STORED ROWS

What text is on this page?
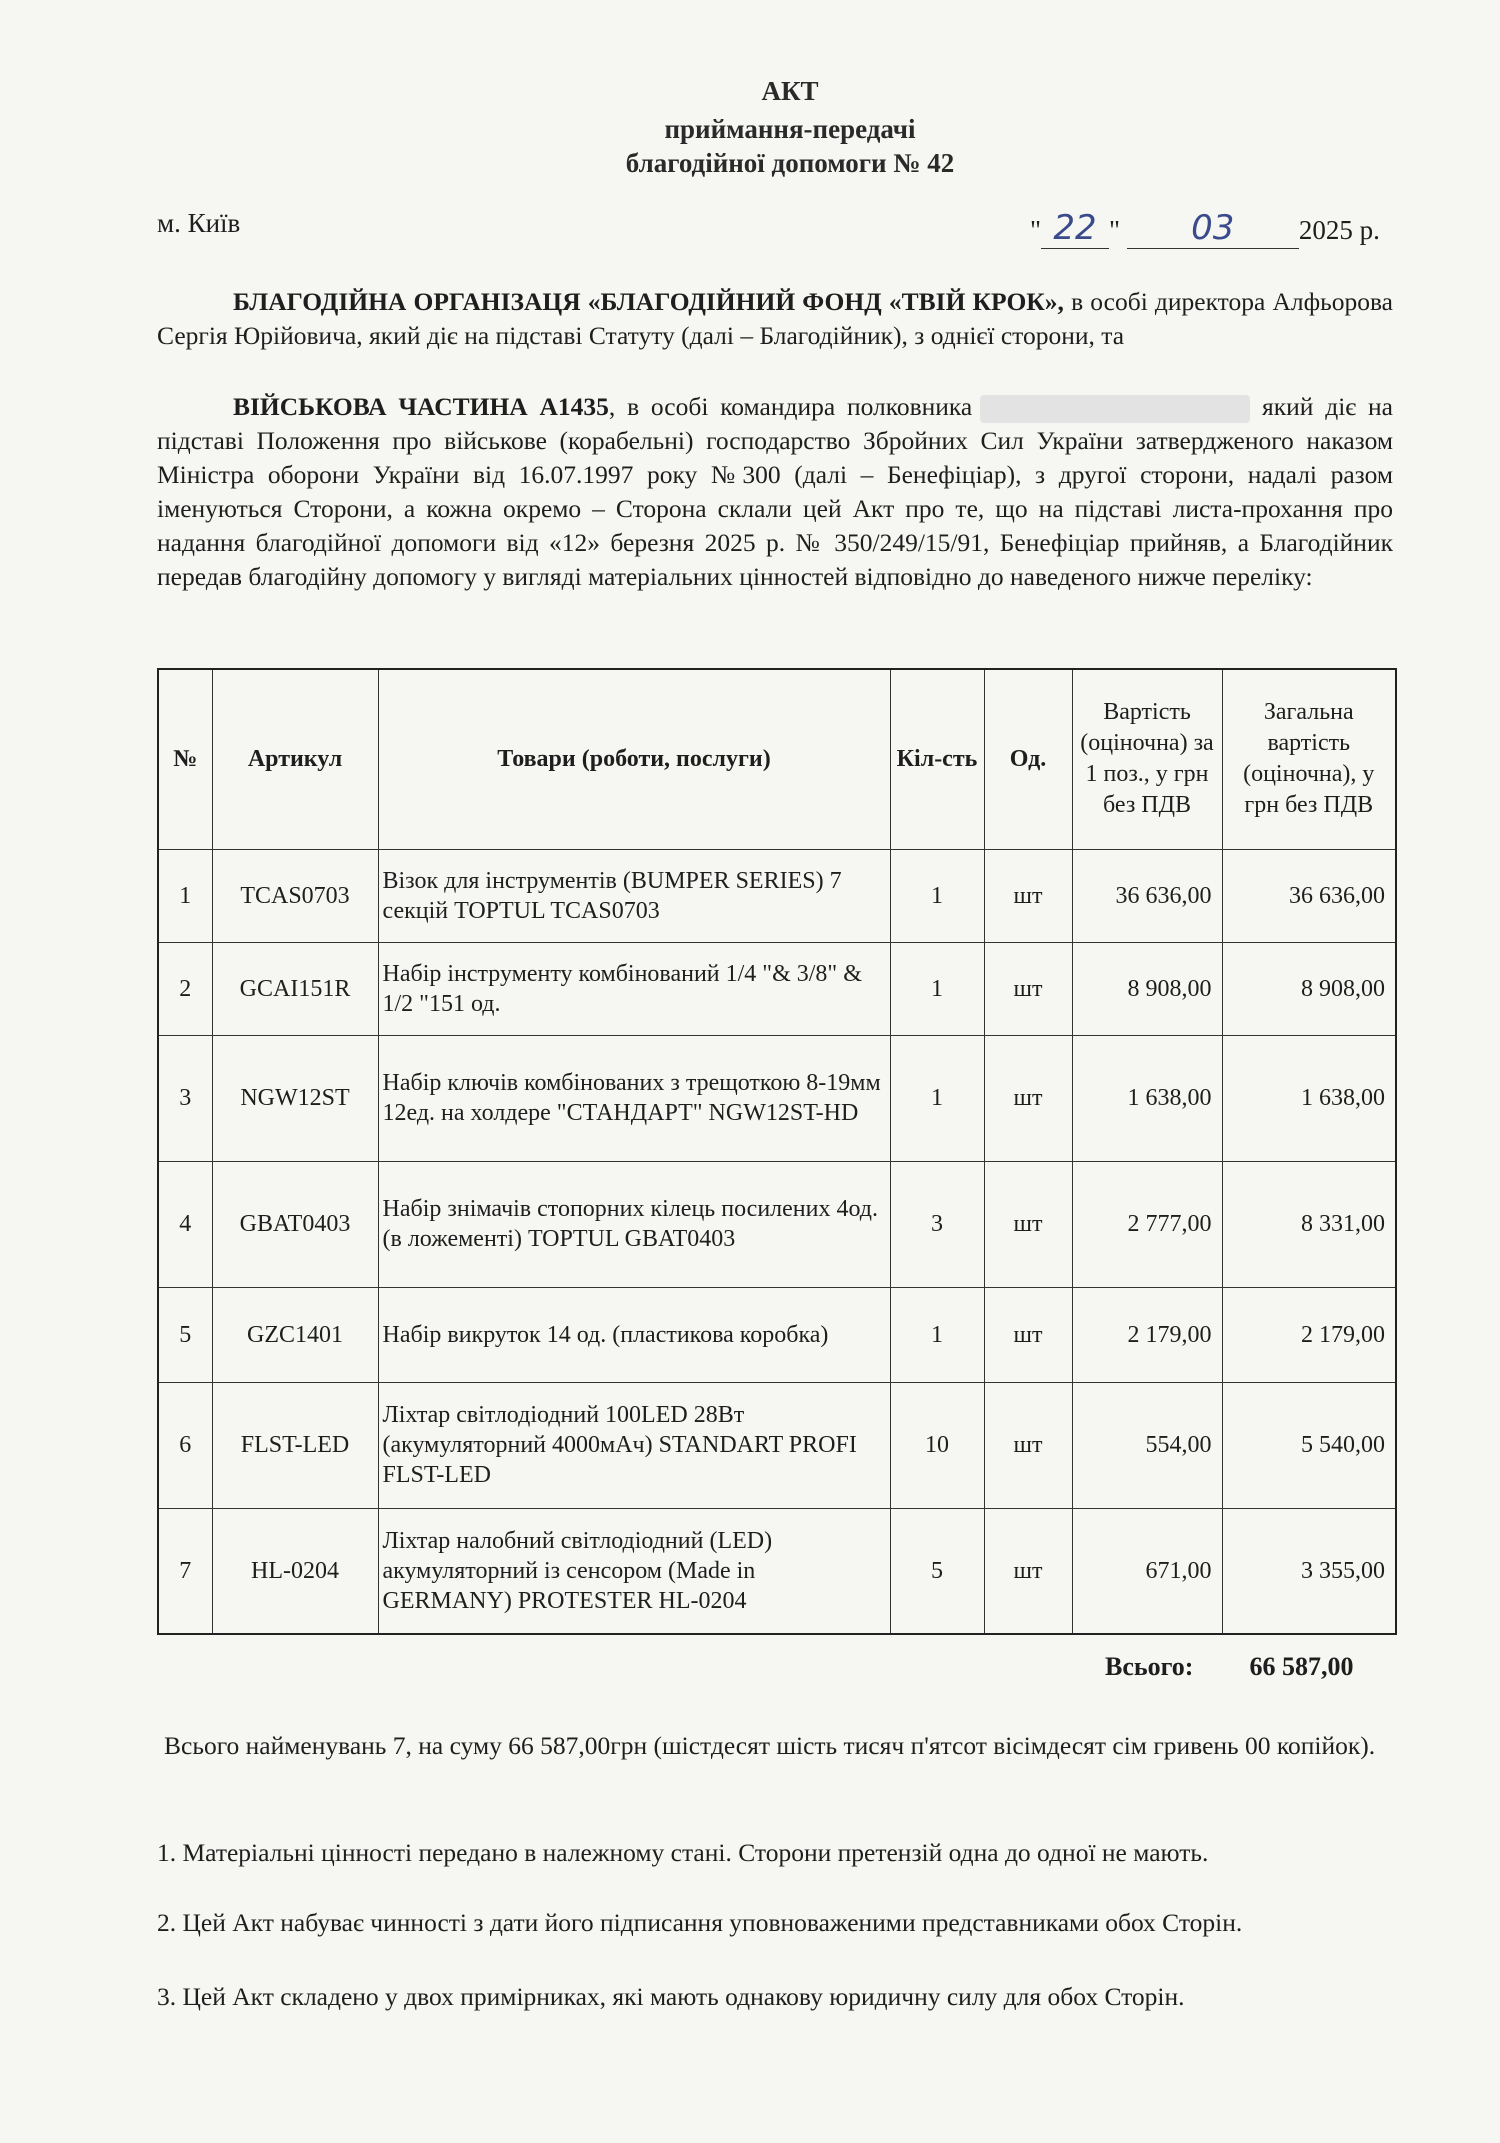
АКТ
приймання-передачі
благодійної допомоги № 42
м. Київ	" 22 " 03 2025 р.
БЛАГОДІЙНА ОРГАНІЗАЦЯ «БЛАГОДІЙНИЙ ФОНД «ТВІЙ КРОК», в особі директора Алфьорова Сергія Юрійовича, який діє на підставі Статуту (далі – Благодійник), з однієї сторони, та
ВІЙСЬКОВА ЧАСТИНА А1435, в особі командира полковника	який діє на підставі Положення про військове (корабельні) господарство Збройних Сил України затвердженого наказом Міністра оборони України від 16.07.1997 року №300 (далі – Бенефіціар), з другої сторони, надалі разом іменуються Сторони, а кожна окремо – Сторона склали цей Акт про те, що на підставі листа-прохання про надання благодійної допомоги від «12» березня 2025 р. № 350/249/15/91, Бенефіціар прийняв, а Благодійник передав благодійну допомогу у вигляді матеріальних цінностей відповідно до наведеного нижче переліку:
№	Артикул	Товари (роботи, послуги)	Кіл-сть	Од.	Вартість (оціночна) за 1 поз., у грн без ПДВ	Загальна вартість (оціночна), у грн без ПДВ
1	TCAS0703	Візок для інструментів (BUMPER SERIES) 7 секцій TOPTUL TCAS0703	1	шт	36 636,00	36 636,00
2	GCAI151R	Набір інструменту комбінований 1/4 "& 3/8" & 1/2 "151 од.	1	шт	8 908,00	8 908,00
3	NGW12ST	Набір ключів комбінованих з трещоткою 8-19мм 12ед. на холдере "СТАНДАРТ" NGW12ST-HD	1	шт	1 638,00	1 638,00
4	GBAT0403	Набір знімачів стопорних кілець посилених 4од. (в ложементі) TOPTUL GBAT0403	3	шт	2 777,00	8 331,00
5	GZC1401	Набір викруток 14 од. (пластикова коробка)	1	шт	2 179,00	2 179,00
6	FLST-LED	Ліхтар світлодіодний 100LED 28Вт (акумуляторний 4000мАч) STANDART PROFI FLST-LED	10	шт	554,00	5 540,00
7	HL-0204	Ліхтар налобний світлодіодний (LED) акумуляторний із сенсором (Made in GERMANY) PROTESTER HL-0204	5	шт	671,00	3 355,00
Всього: 66 587,00
Всього найменувань 7, на суму 66 587,00грн (шістдесят шість тисяч п'ятсот вісімдесят сім гривень 00 копійок).
1. Матеріальні цінності передано в належному стані. Сторони претензій одна до одної не мають.
2. Цей Акт набуває чинності з дати його підписання уповноваженими представниками обох Сторін.
3. Цей Акт складено у двох примірниках, які мають однакову юридичну силу для обох Сторін.
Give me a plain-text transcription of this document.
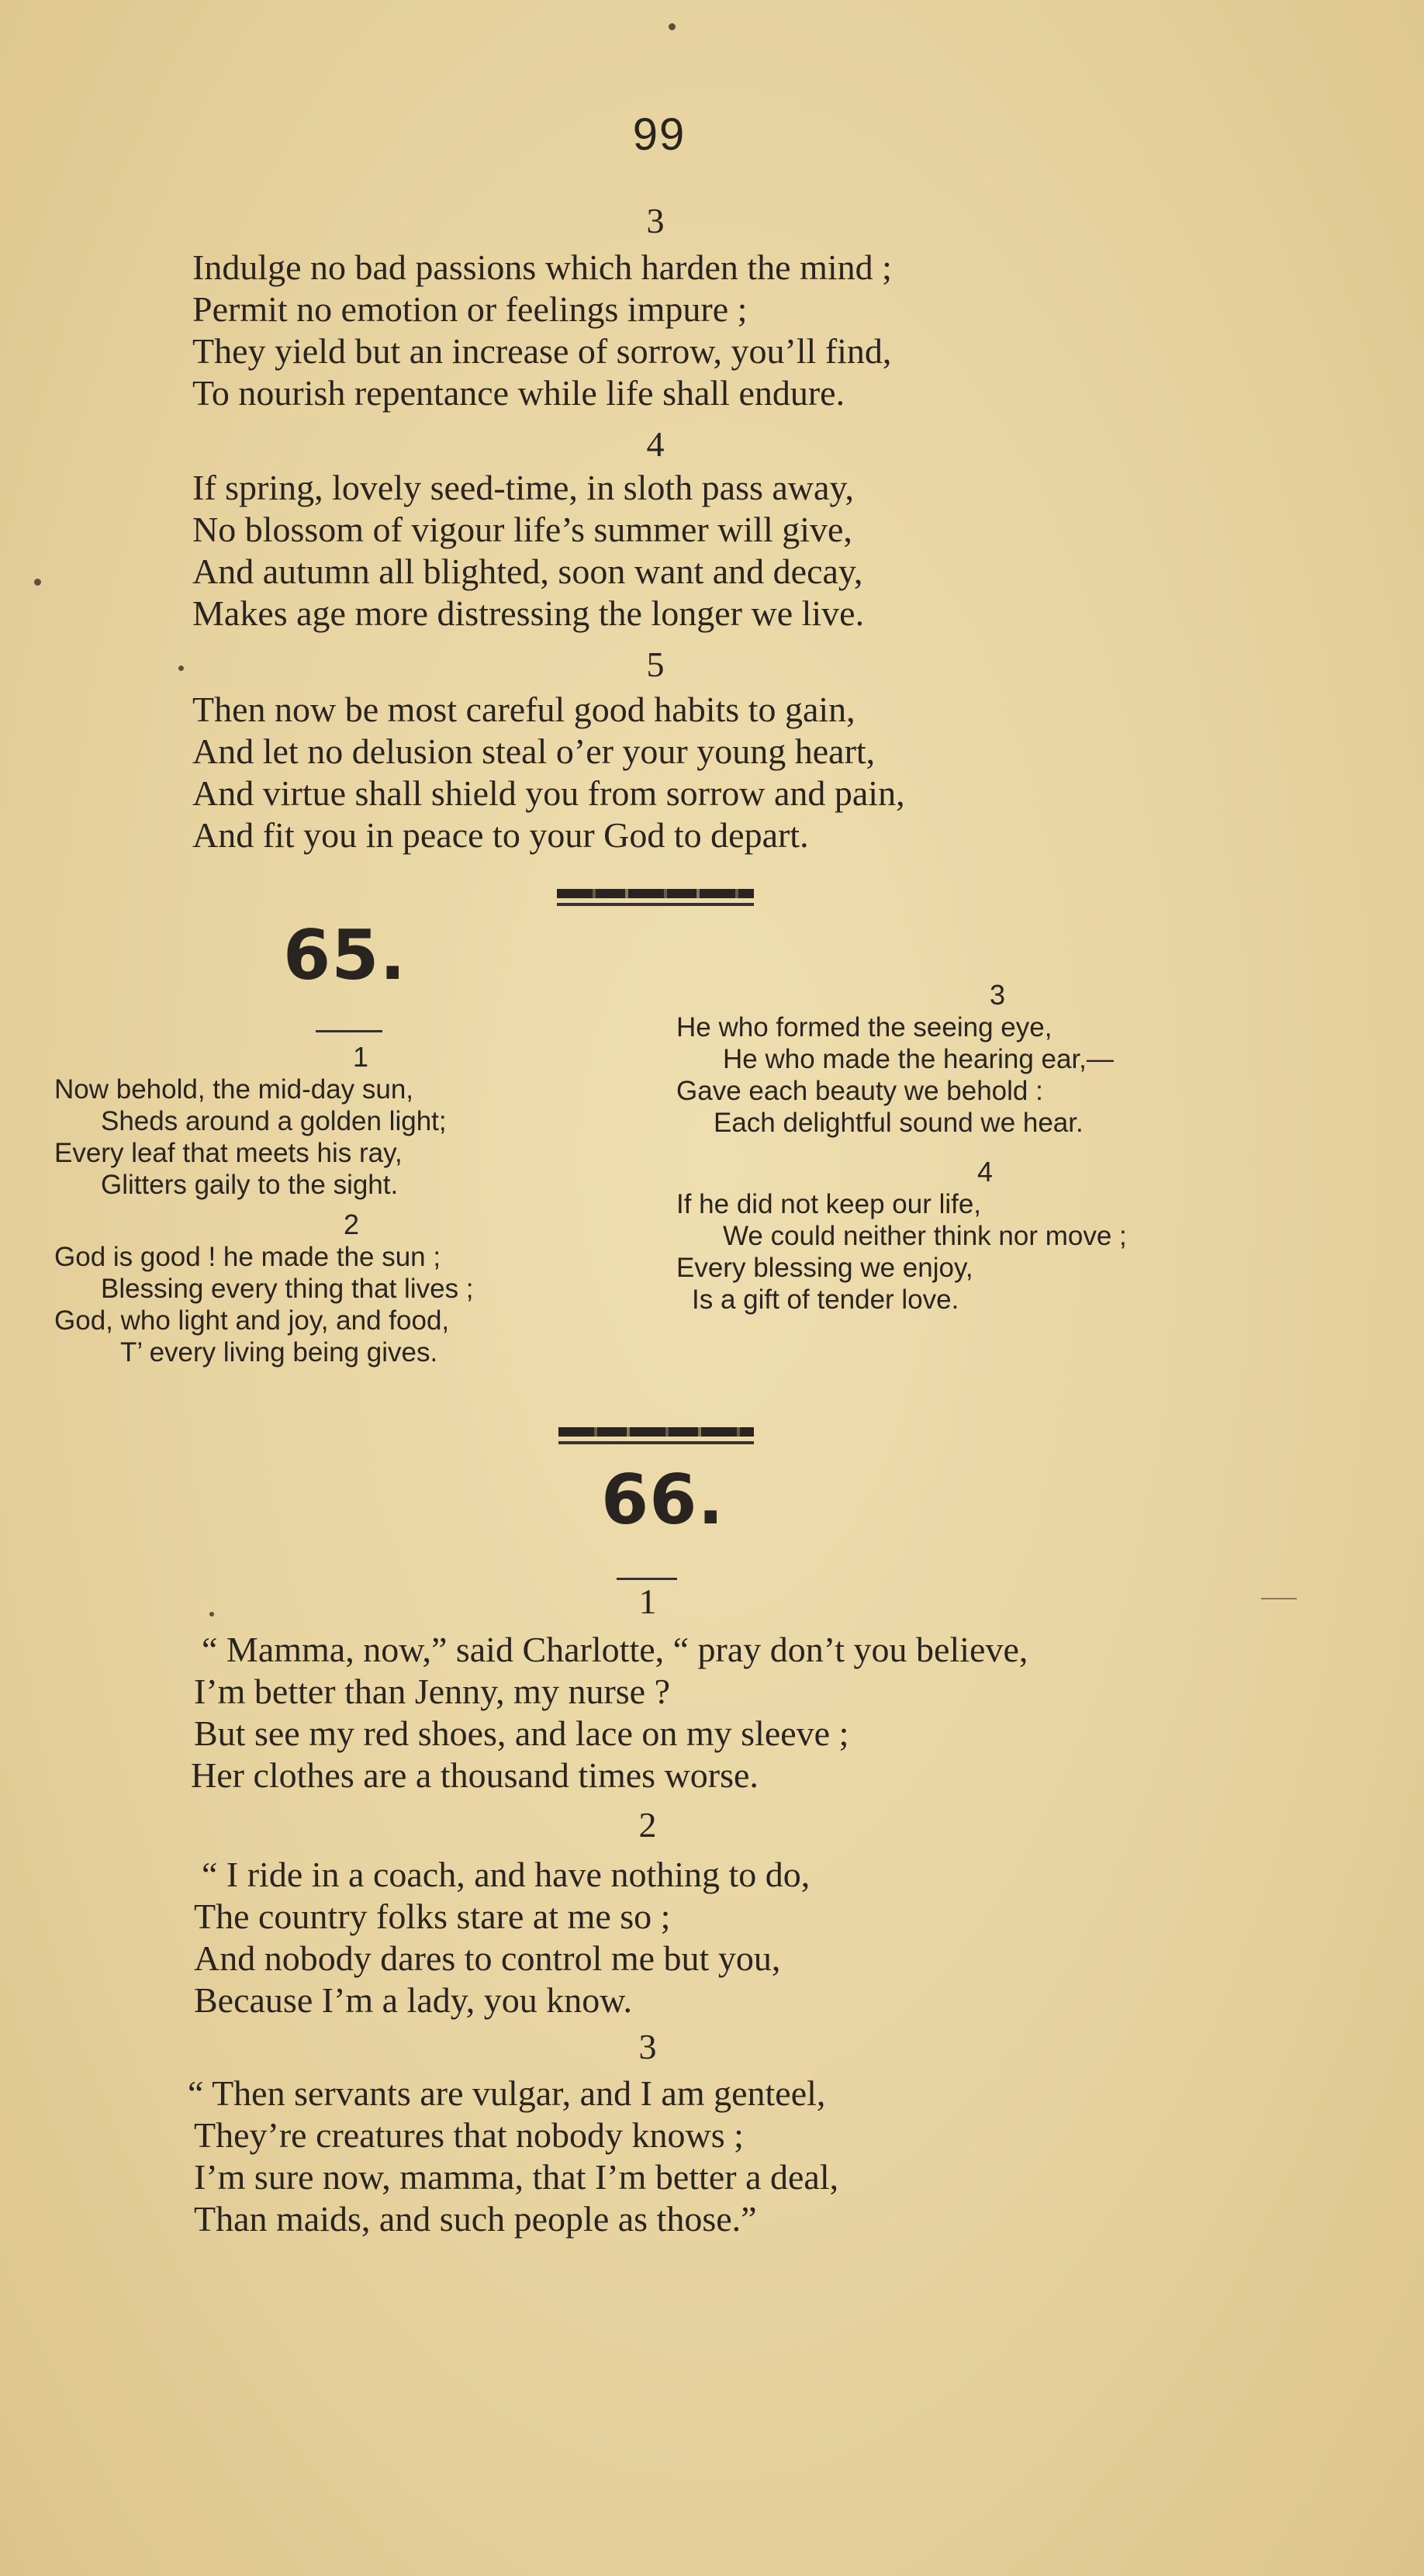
99
3
Indulge no bad passions which harden the mind ;
Permit no emotion or feelings impure ;
They yield but an increase of sorrow, you’ll find,
To nourish repentance while life shall endure.
4
If spring, lovely seed-time, in sloth pass away,
No blossom of vigour life’s summer will give,
And autumn all blighted, soon want and decay,
Makes age more distressing the longer we live.
5
Then now be most careful good habits to gain,
And let no delusion steal o’er your young heart,
And virtue shall shield you from sorrow and pain,
And fit you in peace to your God to depart.
65.
1
Now behold, the mid-day sun,
Sheds around a golden light;
Every leaf that meets his ray,
Glitters gaily to the sight.
2
God is good ! he made the sun ;
Blessing every thing that lives ;
God, who light and joy, and food,
T’ every living being gives.
3
He who formed the seeing eye,
He who made the hearing ear,—
Gave each beauty we behold :
Each delightful sound we hear.
4
If he did not keep our life,
We could neither think nor move ;
Every blessing we enjoy,
Is a gift of tender love.
66.
1
“ Mamma, now,” said Charlotte, “ pray don’t you believe,
I’m better than Jenny, my nurse ?
But see my red shoes, and lace on my sleeve ;
Her clothes are a thousand times worse.
2
“ I ride in a coach, and have nothing to do,
The country folks stare at me so ;
And nobody dares to control me but you,
Because I’m a lady, you know.
3
“ Then servants are vulgar, and I am genteel,
They’re creatures that nobody knows ;
I’m sure now, mamma, that I’m better a deal,
Than maids, and such people as those.”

INSTRUCTION
Copy all lines above containing the string "TOPTUL".

COMPLETED TASK
1	TCAS0703	Візок для інструментів (BUMPER SERIES) 7 секцій TOPTUL TCAS0703	1	шт	36 636,00	36 636,00
4	GBAT0403	Набір знімачів стопорних кілець посилених 4од. (в ложементі) TOPTUL GBAT0403	3	шт	2 777,00	8 331,00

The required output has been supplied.